Dataset:
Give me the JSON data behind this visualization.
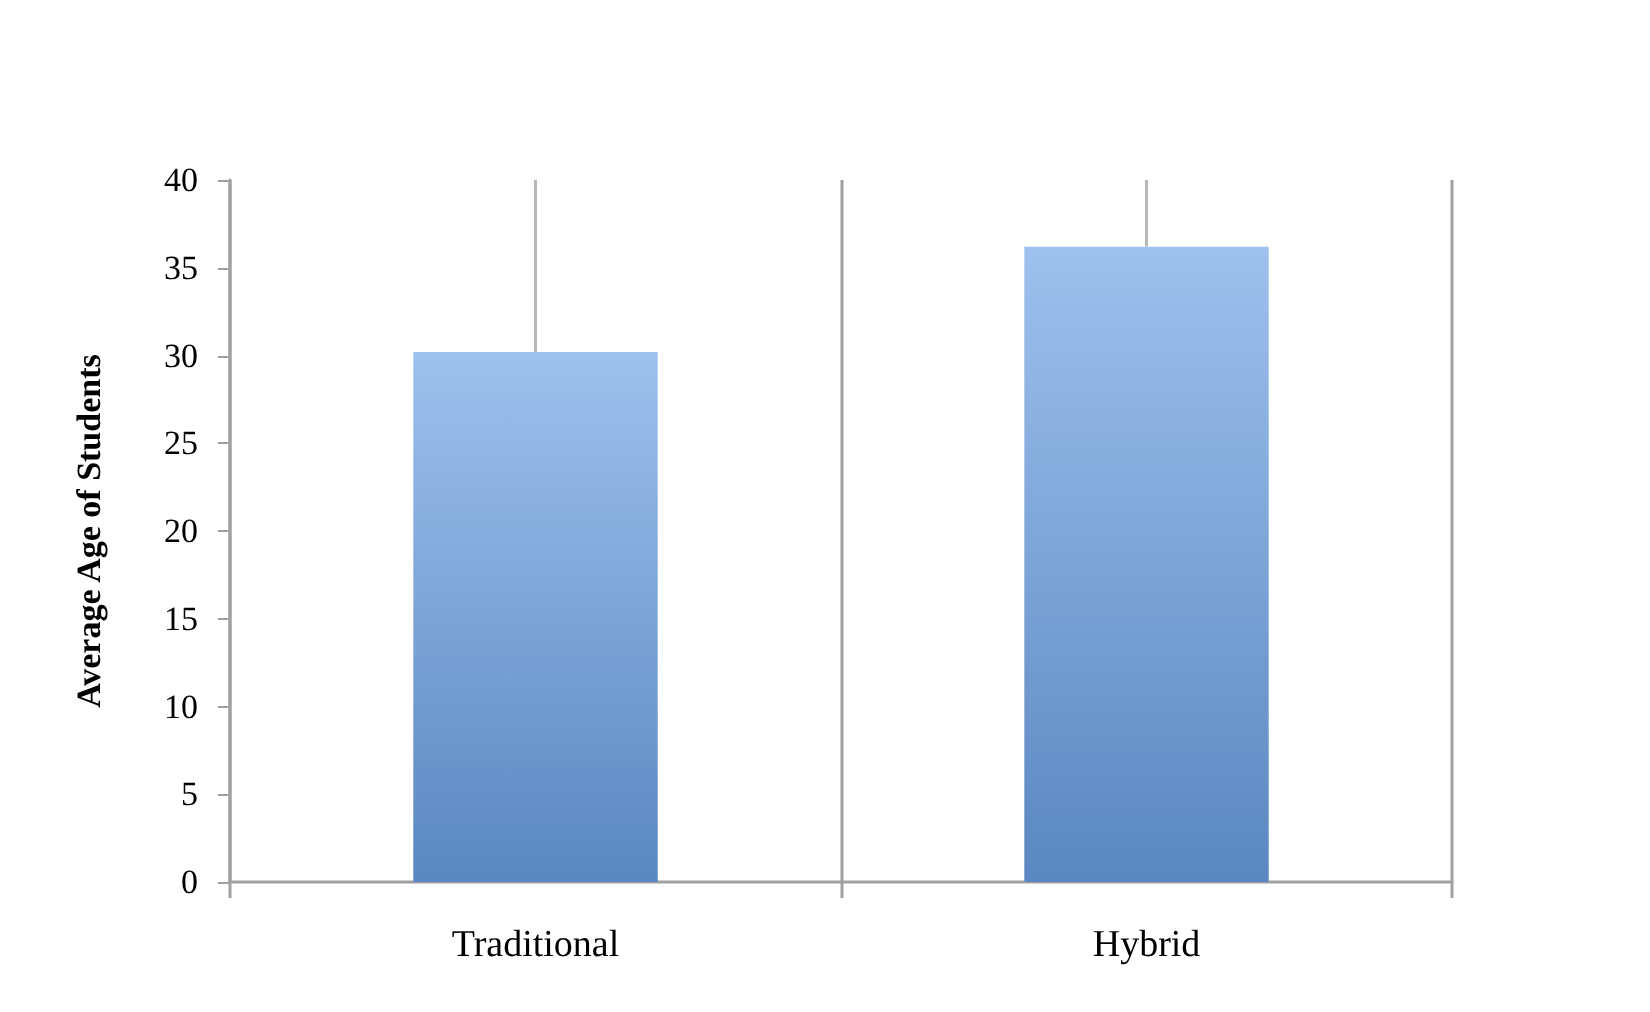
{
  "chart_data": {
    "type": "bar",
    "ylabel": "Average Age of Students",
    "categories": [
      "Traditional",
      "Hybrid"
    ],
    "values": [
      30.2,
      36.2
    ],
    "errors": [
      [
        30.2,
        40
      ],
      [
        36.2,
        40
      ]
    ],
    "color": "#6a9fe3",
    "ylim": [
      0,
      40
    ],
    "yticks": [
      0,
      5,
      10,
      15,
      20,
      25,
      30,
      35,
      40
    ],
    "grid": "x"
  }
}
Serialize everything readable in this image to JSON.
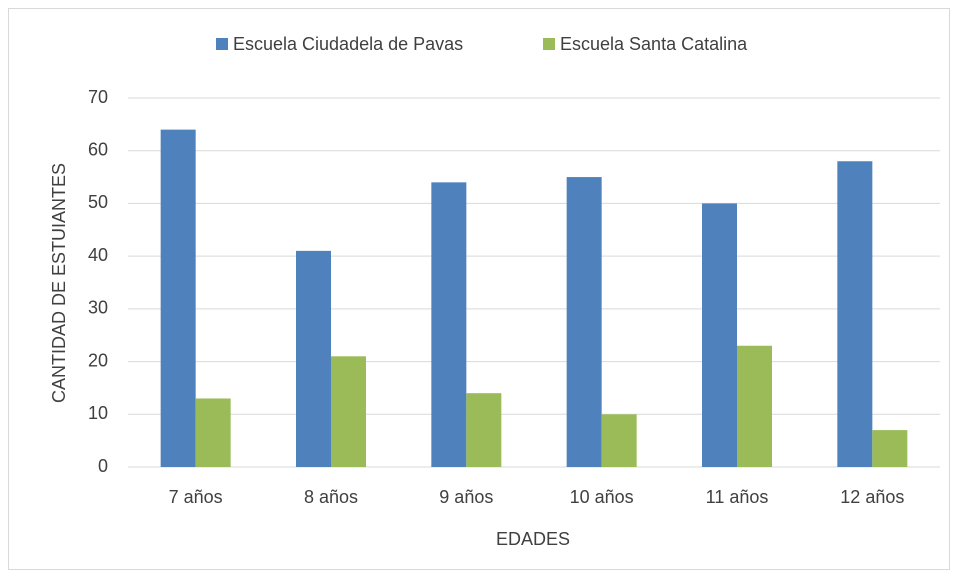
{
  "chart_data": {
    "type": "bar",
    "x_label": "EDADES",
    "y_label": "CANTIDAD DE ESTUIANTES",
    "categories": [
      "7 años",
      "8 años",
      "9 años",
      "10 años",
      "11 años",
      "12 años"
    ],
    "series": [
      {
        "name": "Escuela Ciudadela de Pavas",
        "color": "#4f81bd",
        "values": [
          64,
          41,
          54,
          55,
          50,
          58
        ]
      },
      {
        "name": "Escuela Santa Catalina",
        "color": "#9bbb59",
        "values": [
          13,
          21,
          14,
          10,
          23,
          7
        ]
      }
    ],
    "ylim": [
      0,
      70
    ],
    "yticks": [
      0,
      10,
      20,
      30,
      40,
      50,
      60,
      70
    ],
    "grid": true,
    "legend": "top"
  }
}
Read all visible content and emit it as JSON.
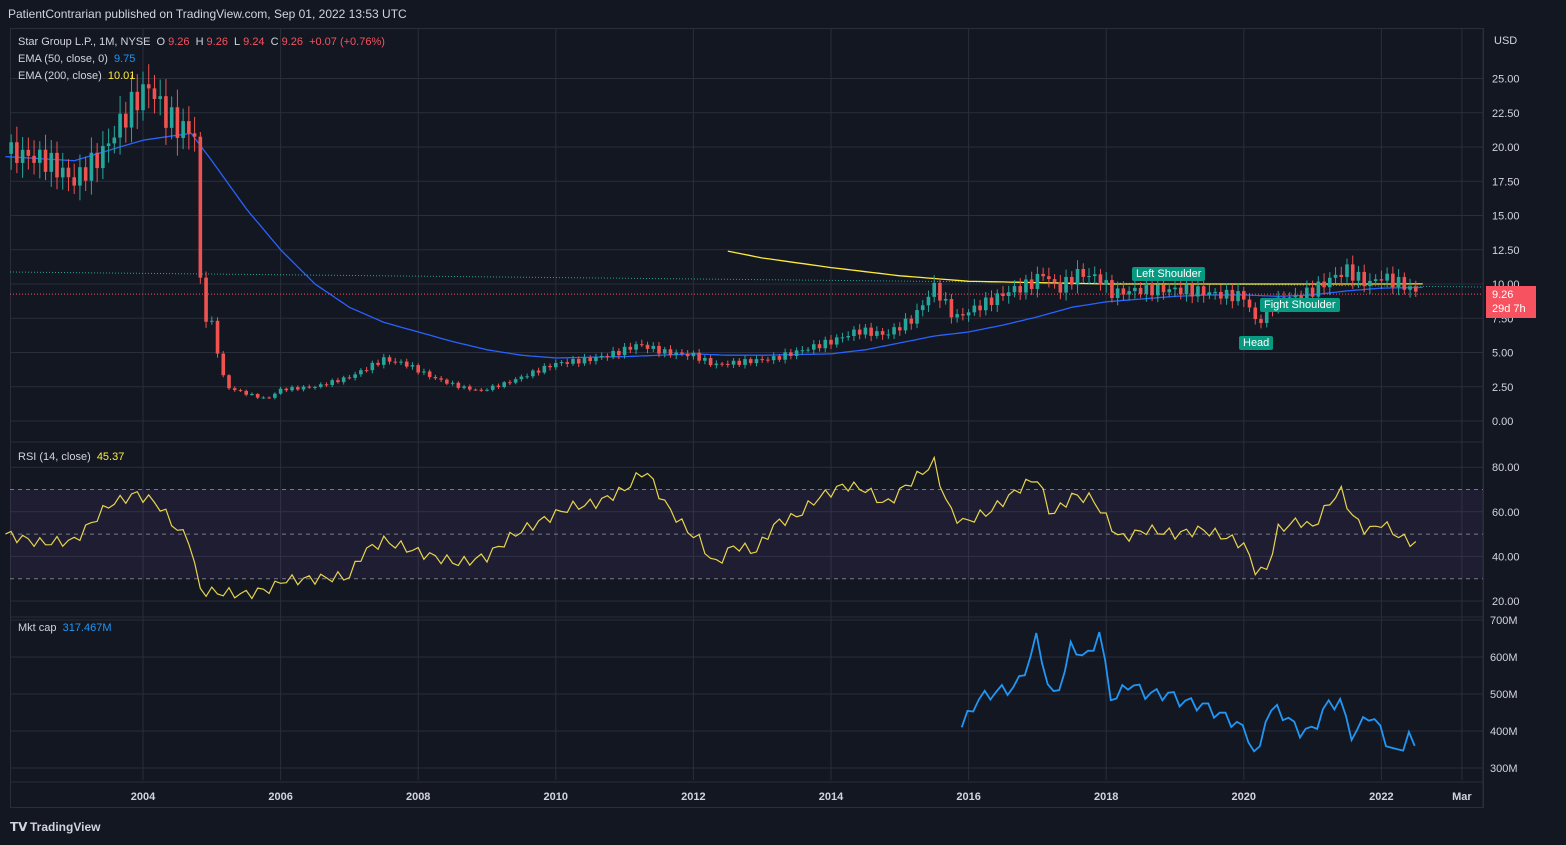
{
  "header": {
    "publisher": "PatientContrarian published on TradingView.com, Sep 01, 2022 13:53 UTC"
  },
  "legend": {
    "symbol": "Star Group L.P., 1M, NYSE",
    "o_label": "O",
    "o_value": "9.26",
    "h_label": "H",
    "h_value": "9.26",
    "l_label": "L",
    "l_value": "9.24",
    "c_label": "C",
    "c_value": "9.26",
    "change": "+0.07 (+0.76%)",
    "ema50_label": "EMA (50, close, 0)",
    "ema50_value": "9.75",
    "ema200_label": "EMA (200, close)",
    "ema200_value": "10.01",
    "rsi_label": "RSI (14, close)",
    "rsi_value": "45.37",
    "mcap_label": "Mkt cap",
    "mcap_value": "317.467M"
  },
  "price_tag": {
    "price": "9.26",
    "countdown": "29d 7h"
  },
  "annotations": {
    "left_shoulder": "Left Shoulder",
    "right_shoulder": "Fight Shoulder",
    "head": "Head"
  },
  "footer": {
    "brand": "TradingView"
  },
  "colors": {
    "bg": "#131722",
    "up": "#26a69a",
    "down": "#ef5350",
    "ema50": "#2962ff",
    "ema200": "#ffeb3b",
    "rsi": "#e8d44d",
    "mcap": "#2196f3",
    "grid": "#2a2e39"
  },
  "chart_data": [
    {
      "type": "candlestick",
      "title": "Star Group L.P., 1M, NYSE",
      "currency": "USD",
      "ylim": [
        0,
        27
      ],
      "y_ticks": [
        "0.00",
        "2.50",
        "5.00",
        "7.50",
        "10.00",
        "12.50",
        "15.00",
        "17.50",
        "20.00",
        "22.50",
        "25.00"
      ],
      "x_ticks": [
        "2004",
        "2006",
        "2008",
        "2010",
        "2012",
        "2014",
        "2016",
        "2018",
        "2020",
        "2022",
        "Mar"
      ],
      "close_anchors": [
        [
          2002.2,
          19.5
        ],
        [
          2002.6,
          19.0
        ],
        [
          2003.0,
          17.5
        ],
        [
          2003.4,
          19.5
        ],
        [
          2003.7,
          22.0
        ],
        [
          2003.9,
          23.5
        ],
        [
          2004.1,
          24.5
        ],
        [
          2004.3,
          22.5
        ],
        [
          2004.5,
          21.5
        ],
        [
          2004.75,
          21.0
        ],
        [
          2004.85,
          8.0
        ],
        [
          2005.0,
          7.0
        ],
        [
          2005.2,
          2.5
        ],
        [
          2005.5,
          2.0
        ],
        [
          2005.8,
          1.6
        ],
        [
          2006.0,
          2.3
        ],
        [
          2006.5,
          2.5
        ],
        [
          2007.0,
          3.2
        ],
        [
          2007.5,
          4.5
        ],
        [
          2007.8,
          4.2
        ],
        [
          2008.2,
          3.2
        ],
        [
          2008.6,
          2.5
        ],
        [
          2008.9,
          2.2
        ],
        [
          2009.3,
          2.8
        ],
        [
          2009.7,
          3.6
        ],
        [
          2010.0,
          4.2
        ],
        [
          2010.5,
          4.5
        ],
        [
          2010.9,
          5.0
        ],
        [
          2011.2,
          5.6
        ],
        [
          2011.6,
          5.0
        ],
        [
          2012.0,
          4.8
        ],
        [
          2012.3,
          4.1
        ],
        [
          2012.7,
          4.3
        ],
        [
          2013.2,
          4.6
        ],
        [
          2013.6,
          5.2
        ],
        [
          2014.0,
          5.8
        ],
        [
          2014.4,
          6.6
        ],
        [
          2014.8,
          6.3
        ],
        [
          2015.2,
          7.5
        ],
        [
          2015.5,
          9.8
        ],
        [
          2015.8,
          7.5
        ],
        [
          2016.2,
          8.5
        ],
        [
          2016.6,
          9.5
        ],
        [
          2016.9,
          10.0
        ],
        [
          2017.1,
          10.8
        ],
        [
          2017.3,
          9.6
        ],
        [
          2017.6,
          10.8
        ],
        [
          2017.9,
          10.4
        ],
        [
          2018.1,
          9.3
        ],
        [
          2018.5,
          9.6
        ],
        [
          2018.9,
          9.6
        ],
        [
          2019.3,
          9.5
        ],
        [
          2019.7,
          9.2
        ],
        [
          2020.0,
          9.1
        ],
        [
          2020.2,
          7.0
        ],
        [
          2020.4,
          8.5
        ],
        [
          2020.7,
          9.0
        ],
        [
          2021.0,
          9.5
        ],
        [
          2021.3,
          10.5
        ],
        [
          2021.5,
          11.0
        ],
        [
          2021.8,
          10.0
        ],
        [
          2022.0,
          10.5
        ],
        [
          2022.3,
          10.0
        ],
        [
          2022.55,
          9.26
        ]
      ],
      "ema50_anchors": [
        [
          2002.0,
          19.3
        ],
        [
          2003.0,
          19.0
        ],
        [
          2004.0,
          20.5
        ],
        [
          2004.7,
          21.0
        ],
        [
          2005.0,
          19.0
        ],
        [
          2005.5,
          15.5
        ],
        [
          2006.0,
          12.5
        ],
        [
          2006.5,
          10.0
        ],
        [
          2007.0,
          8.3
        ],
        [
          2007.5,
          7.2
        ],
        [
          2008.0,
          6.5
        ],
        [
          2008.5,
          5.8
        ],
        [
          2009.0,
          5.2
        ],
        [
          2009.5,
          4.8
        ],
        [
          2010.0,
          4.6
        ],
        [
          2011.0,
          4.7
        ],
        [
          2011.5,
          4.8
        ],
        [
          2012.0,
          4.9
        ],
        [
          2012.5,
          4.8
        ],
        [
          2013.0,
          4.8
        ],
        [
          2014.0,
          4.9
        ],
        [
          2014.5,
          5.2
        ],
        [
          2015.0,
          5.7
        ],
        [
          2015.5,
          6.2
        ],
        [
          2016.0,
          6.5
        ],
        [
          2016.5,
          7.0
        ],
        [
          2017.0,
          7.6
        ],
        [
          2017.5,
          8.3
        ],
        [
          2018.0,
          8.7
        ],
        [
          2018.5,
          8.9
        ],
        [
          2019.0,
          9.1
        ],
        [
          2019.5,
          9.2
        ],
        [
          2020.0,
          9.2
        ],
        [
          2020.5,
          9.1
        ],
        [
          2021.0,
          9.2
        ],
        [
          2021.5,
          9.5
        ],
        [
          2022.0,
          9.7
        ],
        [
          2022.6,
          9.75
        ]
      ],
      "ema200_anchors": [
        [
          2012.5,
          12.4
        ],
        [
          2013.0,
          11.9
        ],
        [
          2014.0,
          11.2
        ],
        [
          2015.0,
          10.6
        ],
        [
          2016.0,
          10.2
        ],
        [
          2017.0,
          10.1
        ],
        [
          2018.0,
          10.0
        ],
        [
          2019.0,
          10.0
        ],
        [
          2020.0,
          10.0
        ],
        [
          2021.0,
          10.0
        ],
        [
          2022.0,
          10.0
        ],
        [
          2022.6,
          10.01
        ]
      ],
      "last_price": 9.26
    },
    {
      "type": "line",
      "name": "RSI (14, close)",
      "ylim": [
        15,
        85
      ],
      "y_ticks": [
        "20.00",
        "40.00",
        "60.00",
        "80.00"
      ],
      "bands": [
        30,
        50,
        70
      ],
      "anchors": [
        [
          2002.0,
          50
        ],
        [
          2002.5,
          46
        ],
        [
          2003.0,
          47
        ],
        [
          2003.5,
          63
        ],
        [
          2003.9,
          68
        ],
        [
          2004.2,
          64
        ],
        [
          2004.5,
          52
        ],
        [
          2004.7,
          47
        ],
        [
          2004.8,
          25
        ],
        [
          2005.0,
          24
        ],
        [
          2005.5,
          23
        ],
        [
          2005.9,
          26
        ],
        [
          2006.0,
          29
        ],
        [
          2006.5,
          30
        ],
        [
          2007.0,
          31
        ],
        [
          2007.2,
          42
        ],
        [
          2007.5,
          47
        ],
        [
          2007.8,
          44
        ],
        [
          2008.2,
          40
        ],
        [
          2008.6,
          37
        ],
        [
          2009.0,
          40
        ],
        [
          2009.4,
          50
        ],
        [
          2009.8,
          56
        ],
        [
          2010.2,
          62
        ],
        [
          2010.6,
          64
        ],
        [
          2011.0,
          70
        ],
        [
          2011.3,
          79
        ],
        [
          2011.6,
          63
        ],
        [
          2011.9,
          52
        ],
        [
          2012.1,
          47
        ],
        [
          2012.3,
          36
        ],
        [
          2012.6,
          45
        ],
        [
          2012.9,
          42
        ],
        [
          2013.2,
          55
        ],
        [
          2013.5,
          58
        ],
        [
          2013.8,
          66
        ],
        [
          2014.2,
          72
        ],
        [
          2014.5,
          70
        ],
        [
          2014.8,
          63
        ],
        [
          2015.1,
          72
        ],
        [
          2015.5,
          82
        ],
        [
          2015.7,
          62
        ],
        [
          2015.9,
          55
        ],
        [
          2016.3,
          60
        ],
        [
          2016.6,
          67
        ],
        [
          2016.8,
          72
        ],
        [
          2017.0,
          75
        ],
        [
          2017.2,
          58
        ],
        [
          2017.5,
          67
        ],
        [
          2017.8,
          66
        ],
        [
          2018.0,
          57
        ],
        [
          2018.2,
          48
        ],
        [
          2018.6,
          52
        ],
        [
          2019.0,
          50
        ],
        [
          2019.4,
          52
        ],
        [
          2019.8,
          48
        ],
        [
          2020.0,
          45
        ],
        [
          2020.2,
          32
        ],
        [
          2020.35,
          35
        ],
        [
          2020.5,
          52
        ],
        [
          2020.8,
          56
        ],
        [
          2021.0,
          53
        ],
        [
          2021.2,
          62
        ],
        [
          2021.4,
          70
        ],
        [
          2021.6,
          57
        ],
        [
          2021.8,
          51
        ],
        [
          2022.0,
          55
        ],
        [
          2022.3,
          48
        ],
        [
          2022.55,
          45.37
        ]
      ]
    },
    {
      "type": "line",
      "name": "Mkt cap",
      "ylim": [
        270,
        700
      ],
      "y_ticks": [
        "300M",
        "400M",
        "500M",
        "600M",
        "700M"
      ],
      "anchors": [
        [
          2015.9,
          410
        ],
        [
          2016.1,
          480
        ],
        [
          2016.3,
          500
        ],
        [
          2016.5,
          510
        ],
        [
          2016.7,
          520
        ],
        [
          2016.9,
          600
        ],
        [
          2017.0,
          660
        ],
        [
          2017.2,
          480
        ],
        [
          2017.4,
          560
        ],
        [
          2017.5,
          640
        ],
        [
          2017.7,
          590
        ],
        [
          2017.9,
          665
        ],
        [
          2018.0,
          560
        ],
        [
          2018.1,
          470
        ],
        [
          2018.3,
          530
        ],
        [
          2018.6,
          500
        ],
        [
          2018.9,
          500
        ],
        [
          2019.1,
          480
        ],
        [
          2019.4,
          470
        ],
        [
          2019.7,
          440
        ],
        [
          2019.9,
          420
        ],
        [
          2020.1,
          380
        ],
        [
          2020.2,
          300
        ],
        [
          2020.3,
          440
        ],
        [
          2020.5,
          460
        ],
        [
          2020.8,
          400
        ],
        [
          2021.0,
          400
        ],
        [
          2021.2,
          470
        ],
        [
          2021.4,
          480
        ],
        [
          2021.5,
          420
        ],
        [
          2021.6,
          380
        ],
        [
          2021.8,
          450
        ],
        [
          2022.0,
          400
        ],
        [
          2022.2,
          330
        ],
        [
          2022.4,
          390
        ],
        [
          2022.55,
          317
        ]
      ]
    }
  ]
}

Exercise task:
Supply the count of lines in the entries that contain the word "Group", and nothing besides.

The solution:
2